#### Material provided:
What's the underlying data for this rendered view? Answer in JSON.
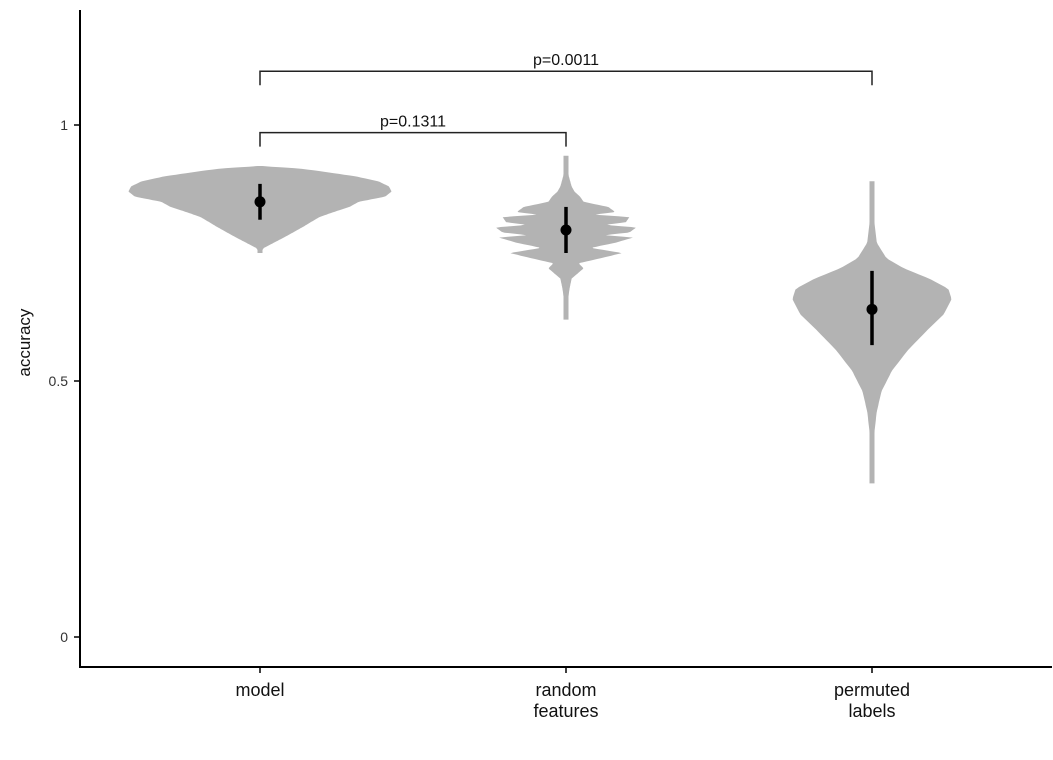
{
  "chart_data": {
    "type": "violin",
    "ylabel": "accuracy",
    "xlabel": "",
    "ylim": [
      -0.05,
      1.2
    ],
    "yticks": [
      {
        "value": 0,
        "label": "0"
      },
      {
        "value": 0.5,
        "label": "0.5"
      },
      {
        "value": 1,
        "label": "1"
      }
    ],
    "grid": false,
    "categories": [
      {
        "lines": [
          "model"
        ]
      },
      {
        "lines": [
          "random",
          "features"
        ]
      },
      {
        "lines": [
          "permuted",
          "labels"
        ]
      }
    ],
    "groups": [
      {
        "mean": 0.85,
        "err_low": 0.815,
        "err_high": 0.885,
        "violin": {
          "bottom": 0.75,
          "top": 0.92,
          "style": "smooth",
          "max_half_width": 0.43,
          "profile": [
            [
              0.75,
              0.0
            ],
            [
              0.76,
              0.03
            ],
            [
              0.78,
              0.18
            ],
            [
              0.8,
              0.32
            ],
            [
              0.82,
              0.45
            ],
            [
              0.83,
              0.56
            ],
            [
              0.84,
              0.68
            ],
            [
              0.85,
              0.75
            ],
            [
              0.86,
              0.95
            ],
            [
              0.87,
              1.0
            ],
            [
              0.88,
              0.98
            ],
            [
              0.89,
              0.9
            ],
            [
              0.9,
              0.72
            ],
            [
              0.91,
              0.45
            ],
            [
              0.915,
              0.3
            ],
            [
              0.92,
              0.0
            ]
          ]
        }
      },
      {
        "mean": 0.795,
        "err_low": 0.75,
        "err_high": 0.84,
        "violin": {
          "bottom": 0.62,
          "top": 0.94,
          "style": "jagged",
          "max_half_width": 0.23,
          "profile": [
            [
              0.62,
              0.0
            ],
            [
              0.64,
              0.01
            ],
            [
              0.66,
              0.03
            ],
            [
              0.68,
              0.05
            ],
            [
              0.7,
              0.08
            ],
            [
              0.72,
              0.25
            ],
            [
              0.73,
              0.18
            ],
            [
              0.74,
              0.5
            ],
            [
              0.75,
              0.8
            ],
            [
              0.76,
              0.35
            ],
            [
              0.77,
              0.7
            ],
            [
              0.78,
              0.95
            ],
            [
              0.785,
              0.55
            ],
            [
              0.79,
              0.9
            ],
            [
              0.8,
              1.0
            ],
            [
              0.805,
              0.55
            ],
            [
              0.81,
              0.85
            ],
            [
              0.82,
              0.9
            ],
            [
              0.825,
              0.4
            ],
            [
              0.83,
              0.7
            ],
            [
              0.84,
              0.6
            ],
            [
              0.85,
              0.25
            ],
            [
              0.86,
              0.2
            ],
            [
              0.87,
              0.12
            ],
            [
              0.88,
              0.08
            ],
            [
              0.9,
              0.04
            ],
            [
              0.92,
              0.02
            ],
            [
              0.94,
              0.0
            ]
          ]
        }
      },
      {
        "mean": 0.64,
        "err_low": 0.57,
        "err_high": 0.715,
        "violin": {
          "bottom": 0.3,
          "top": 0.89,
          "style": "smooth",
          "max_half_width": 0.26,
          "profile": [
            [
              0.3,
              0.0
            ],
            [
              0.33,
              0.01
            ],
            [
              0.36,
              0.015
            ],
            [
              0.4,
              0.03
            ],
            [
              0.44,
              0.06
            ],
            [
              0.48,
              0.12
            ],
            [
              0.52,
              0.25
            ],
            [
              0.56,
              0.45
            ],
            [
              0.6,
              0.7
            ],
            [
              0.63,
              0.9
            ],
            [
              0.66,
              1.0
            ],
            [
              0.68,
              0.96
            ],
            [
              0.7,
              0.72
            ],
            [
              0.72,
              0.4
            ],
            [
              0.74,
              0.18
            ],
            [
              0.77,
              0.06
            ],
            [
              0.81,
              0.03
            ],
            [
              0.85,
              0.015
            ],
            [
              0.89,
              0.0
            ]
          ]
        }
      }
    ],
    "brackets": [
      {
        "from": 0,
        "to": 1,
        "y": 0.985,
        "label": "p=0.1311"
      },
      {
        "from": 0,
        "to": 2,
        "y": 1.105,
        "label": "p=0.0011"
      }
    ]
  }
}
---
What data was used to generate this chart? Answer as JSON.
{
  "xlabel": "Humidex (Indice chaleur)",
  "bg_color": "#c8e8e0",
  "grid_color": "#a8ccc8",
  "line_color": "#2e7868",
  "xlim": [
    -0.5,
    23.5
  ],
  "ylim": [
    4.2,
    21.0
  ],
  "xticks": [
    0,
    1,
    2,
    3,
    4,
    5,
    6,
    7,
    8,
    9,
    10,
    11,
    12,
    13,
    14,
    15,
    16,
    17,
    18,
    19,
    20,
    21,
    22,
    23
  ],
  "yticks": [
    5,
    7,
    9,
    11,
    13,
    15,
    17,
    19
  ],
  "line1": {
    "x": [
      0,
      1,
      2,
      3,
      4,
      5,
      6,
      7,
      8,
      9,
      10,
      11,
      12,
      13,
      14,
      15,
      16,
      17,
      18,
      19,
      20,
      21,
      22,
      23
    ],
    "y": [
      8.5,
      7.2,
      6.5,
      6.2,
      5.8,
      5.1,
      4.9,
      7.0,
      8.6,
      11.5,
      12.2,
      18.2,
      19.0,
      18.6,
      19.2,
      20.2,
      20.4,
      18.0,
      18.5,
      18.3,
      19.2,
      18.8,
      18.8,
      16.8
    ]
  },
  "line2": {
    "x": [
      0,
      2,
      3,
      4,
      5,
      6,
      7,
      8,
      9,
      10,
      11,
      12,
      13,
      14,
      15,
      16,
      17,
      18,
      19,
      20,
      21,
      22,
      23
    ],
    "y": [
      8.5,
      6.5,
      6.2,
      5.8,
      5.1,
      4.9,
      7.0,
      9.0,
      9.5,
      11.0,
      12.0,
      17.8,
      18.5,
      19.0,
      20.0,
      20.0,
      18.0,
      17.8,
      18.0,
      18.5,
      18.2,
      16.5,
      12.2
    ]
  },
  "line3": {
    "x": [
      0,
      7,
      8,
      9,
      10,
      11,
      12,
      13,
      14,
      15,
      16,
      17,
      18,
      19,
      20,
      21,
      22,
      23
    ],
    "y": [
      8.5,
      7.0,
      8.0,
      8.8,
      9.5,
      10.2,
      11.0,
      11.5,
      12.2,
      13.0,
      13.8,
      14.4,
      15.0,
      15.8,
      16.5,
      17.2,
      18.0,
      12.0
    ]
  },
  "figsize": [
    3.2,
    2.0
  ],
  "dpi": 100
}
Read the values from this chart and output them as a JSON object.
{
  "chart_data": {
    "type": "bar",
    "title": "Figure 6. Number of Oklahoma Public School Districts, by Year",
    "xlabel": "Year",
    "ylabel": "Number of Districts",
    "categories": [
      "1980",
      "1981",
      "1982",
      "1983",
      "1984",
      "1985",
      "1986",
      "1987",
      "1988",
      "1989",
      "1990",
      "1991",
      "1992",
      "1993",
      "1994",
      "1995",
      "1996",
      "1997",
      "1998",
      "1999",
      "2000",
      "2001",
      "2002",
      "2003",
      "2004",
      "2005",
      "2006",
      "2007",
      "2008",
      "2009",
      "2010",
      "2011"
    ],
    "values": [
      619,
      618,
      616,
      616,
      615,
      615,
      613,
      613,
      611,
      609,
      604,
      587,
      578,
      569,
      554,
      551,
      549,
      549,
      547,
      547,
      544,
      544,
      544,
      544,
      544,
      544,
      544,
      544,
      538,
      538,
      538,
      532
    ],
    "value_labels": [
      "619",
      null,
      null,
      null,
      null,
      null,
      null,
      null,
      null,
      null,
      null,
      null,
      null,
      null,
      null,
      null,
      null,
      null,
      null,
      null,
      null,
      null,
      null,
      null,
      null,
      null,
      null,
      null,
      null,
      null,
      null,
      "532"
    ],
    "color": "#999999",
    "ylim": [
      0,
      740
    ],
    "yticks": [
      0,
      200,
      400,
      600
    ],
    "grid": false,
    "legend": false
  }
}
* * *
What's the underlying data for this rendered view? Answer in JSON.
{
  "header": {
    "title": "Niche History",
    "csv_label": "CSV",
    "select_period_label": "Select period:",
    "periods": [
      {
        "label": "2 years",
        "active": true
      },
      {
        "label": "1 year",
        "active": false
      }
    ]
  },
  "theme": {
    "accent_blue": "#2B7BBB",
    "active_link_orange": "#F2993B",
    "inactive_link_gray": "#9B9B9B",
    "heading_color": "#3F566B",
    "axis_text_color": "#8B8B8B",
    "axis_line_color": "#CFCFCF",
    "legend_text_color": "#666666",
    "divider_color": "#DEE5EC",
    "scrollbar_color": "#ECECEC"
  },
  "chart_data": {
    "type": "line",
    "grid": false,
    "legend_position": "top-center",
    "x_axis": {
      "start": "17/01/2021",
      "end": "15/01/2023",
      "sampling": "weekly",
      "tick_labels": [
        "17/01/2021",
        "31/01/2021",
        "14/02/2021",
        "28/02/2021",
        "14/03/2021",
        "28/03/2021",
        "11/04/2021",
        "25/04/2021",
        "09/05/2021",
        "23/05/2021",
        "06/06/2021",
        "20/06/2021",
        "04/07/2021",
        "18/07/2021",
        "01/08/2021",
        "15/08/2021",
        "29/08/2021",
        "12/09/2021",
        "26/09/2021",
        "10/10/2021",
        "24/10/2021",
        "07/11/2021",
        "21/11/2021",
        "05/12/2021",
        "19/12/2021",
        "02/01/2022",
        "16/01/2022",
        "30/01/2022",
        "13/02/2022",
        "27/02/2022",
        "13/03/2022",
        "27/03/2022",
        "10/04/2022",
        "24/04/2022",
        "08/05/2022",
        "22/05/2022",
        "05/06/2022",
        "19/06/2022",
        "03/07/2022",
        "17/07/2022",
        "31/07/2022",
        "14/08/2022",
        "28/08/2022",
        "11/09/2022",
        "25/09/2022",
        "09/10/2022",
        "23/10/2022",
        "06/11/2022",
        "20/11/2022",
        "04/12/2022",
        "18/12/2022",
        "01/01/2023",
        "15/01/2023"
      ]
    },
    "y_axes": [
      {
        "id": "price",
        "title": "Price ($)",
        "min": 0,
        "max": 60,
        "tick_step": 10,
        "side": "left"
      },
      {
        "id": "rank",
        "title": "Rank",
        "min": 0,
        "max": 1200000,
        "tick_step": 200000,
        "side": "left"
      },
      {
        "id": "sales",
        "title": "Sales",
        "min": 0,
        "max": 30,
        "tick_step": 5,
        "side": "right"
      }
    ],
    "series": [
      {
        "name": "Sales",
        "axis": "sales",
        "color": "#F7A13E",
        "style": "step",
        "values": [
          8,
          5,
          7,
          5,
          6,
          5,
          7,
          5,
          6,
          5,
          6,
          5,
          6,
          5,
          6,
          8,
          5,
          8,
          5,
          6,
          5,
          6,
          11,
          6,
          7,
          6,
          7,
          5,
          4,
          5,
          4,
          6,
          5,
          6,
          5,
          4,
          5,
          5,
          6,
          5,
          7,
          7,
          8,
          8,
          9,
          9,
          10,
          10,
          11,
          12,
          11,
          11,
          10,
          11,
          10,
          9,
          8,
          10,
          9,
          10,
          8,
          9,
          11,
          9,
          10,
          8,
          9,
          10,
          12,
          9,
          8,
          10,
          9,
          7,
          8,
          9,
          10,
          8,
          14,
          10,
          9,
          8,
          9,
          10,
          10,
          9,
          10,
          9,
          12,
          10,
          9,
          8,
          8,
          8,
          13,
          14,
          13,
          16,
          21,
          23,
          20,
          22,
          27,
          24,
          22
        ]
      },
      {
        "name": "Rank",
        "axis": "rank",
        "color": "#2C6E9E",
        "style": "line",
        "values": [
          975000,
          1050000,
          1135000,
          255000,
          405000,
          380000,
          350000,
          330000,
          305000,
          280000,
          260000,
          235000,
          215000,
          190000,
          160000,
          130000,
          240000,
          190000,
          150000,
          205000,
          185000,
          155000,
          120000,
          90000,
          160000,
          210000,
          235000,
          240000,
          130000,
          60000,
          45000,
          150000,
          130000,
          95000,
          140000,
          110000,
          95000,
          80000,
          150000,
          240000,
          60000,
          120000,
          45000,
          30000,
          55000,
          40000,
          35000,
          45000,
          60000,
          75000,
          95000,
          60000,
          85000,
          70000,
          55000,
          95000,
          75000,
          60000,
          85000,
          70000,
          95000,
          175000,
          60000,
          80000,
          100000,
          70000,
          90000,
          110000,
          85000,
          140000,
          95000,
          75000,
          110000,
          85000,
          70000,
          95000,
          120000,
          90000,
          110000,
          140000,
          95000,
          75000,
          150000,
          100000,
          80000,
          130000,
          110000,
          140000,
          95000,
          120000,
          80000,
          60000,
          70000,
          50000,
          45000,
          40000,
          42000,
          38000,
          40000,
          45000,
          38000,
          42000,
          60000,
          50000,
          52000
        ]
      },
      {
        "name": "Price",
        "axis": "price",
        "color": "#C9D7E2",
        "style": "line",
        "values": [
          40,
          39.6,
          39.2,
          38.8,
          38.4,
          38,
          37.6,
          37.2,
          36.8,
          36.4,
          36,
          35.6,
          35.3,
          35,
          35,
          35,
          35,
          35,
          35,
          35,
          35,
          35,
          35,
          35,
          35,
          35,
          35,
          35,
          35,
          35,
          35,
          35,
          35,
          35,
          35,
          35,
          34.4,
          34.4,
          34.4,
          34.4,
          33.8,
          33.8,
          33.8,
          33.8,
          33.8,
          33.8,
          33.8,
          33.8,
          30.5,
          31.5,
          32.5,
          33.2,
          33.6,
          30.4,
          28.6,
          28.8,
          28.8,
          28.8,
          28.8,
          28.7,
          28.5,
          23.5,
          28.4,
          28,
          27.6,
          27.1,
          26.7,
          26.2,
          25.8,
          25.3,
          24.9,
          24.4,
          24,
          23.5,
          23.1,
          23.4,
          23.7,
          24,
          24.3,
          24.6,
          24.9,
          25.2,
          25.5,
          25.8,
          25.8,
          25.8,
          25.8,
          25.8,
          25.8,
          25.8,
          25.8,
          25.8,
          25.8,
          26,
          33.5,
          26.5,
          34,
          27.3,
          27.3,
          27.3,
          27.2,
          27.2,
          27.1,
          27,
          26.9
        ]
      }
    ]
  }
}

#### What to work on:
List all lines holding the string "Number".

#### Result for this exercise:
    "title": "Figure 6. Number of Oklahoma Public School Districts, by Year",
    "ylabel": "Number of Districts",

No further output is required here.